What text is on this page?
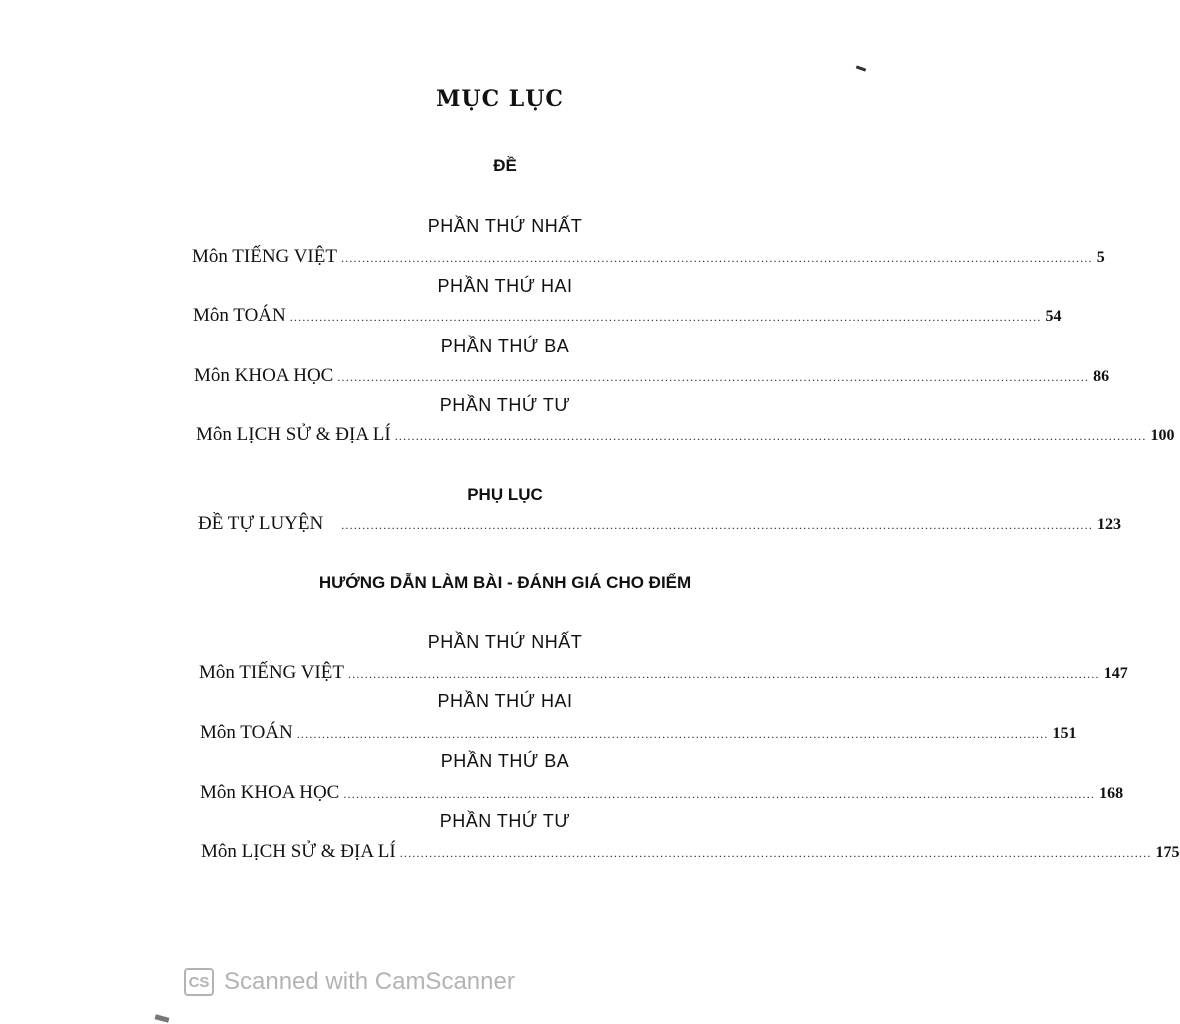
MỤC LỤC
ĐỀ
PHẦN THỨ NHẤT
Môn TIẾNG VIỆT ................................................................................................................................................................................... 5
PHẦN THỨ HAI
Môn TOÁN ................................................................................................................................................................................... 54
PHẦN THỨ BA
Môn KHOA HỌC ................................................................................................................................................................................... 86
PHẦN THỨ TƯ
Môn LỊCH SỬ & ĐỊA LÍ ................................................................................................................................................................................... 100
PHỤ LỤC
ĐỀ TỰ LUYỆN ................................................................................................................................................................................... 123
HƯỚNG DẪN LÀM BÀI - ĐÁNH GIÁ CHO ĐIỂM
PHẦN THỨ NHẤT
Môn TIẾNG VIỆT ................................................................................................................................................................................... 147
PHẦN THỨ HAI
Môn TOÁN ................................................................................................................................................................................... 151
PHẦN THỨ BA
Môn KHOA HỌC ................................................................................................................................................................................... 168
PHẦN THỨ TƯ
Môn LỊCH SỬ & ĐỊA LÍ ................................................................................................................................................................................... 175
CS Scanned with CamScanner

★ ★ ★ ★ ★ ★ ★

(Required task):
Repeat each entry exactly as it appears; skip any picture.

(Solution for this problem):
What text is on this page?
MỤC LỤC
ĐỀ
PHẦN THỨ NHẤT
Môn TIẾNG VIỆT ................................................................................................................................................................................... 5
PHẦN THỨ HAI
Môn TOÁN ................................................................................................................................................................................... 54
PHẦN THỨ BA
Môn KHOA HỌC ................................................................................................................................................................................... 86
PHẦN THỨ TƯ
Môn LỊCH SỬ & ĐỊA LÍ ................................................................................................................................................................................... 100
PHỤ LỤC
ĐỀ TỰ LUYỆN ................................................................................................................................................................................... 123
HƯỚNG DẪN LÀM BÀI - ĐÁNH GIÁ CHO ĐIỂM
PHẦN THỨ NHẤT
Môn TIẾNG VIỆT ................................................................................................................................................................................... 147
PHẦN THỨ HAI
Môn TOÁN ................................................................................................................................................................................... 151
PHẦN THỨ BA
Môn KHOA HỌC ................................................................................................................................................................................... 168
PHẦN THỨ TƯ
Môn LỊCH SỬ & ĐỊA LÍ ................................................................................................................................................................................... 175
CS Scanned with CamScanner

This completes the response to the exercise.